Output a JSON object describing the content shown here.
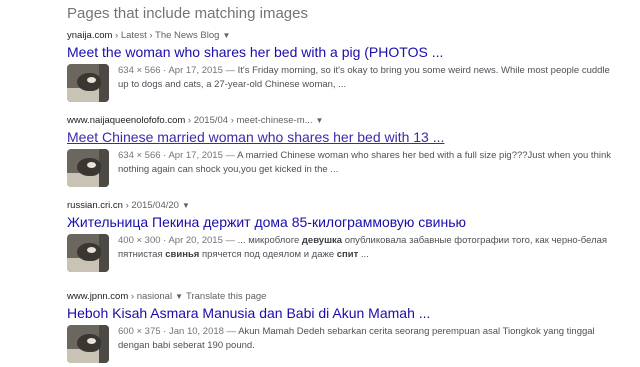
{
  "section_title": "Pages that include matching images",
  "results": [
    {
      "domain": "ynaija.com",
      "path": " › Latest › The News Blog",
      "title": "Meet the woman who shares her bed with a pig (PHOTOS ...",
      "dims": "634 × 566",
      "date": "Apr 17, 2015",
      "snippet": "It's Friday morning, so it's okay to bring you some weird news. While most people cuddle up to dogs and cats, a 27-year-old Chinese woman, ..."
    },
    {
      "domain": "www.naijaqueenolofofo.com",
      "path": " › 2015/04 › meet-chinese-m...",
      "title": "Meet Chinese married woman who shares her bed with 13 ...",
      "dims": "634 × 566",
      "date": "Apr 17, 2015",
      "snippet": "A married Chinese woman who shares her bed with a full size pig???Just when you think nothing again can shock you,you get kicked in the ..."
    },
    {
      "domain": "russian.cri.cn",
      "path": " › 2015/04/20",
      "title": "Жительница Пекина держит дома 85-килограммовую свинью",
      "dims": "400 × 300",
      "date": "Apr 20, 2015",
      "snippet_parts": [
        "... микроблоге ",
        "девушка",
        " опубликовала забавные фотографии того, как черно-белая пятнистая ",
        "свинья",
        " прячется под одеялом и даже ",
        "спит",
        " ..."
      ]
    },
    {
      "domain": "www.jpnn.com",
      "path": " › nasional",
      "translate": "Translate this page",
      "title": "Heboh Kisah Asmara Manusia dan Babi di Akun Mamah ...",
      "dims": "600 × 375",
      "date": "Jan 10, 2018",
      "snippet": "Akun Mamah Dedeh sebarkan cerita seorang perempuan asal Tiongkok yang tinggal dengan babi seberat 190 pound."
    }
  ],
  "icons": {
    "thumbnail": "pig-photo-thumbnail",
    "menu": "caret-down-icon"
  }
}
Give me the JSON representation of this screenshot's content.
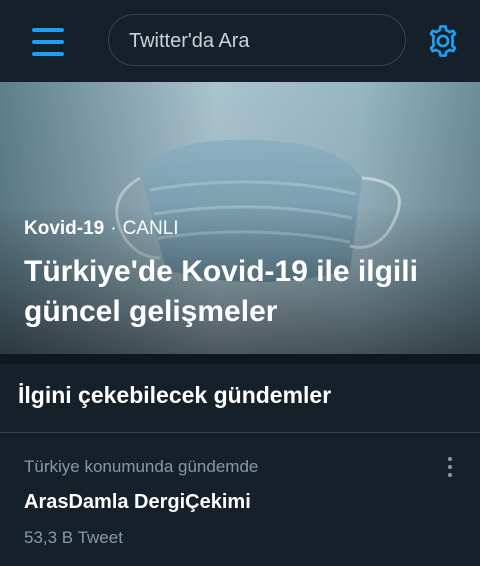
{
  "header": {
    "search_placeholder": "Twitter'da Ara",
    "menu_icon": "hamburger-menu-icon",
    "settings_icon": "gear-icon"
  },
  "hero": {
    "topic": "Kovid-19",
    "separator": "·",
    "status": "CANLI",
    "title": "Türkiye'de Kovid-19 ile ilgili güncel gelişmeler"
  },
  "section": {
    "title": "İlgini çekebilecek gündemler"
  },
  "trends": [
    {
      "context": "Türkiye konumunda gündemde",
      "name": "ArasDamla DergiÇekimi",
      "count": "53,3 B Tweet"
    }
  ],
  "colors": {
    "background": "#15202b",
    "accent": "#1da1f2",
    "muted_text": "#8899a6",
    "border": "#38444d"
  }
}
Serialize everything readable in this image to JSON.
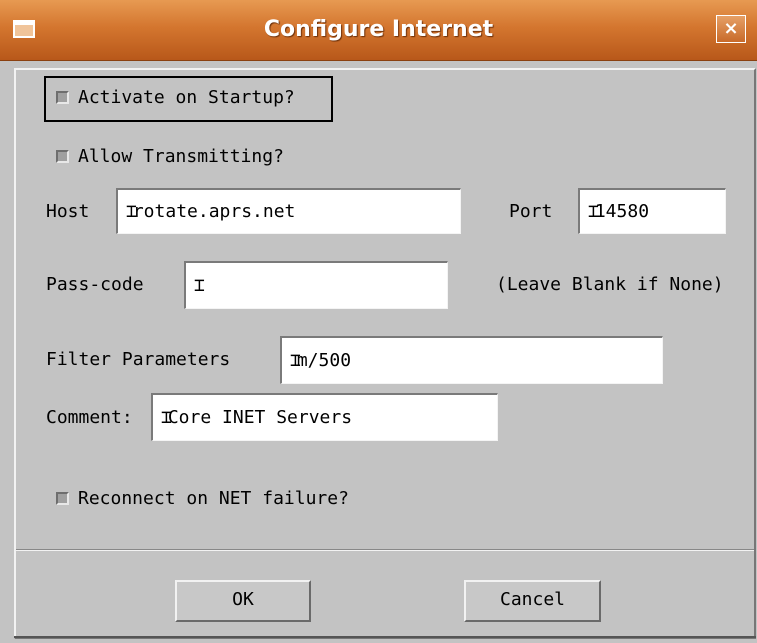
{
  "window": {
    "title": "Configure Internet",
    "close_glyph": "×",
    "accent_color": "#d4762f"
  },
  "checkboxes": {
    "activate_on_startup": {
      "label": "Activate on Startup?",
      "checked": false
    },
    "allow_transmitting": {
      "label": "Allow Transmitting?",
      "checked": false
    },
    "reconnect_on_failure": {
      "label": "Reconnect on NET failure?",
      "checked": false
    }
  },
  "fields": {
    "host": {
      "label": "Host",
      "value": "rotate.aprs.net"
    },
    "port": {
      "label": "Port",
      "value": "14580"
    },
    "passcode": {
      "label": "Pass-code",
      "value": "",
      "hint": "(Leave Blank if None)"
    },
    "filter": {
      "label": "Filter Parameters",
      "value": "m/500"
    },
    "comment": {
      "label": "Comment:",
      "value": "Core INET Servers"
    }
  },
  "buttons": {
    "ok": "OK",
    "cancel": "Cancel"
  }
}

- _WRITTEN REQUEST_:
Extract the run of lines beginning with the line that holds "Serialize everything readable" and ending at the last line of the data, inclusive. Exclude any pictures from the copy.

- _PROBLEM SOLUTION_:
Serialize everything readable in this image to JSON.
{
  "window": {
    "title": "Configure Internet",
    "close_glyph": "×",
    "accent_color": "#d4762f"
  },
  "checkboxes": {
    "activate_on_startup": {
      "label": "Activate on Startup?",
      "checked": false
    },
    "allow_transmitting": {
      "label": "Allow Transmitting?",
      "checked": false
    },
    "reconnect_on_failure": {
      "label": "Reconnect on NET failure?",
      "checked": false
    }
  },
  "fields": {
    "host": {
      "label": "Host",
      "value": "rotate.aprs.net"
    },
    "port": {
      "label": "Port",
      "value": "14580"
    },
    "passcode": {
      "label": "Pass-code",
      "value": "",
      "hint": "(Leave Blank if None)"
    },
    "filter": {
      "label": "Filter Parameters",
      "value": "m/500"
    },
    "comment": {
      "label": "Comment:",
      "value": "Core INET Servers"
    }
  },
  "buttons": {
    "ok": "OK",
    "cancel": "Cancel"
  }
}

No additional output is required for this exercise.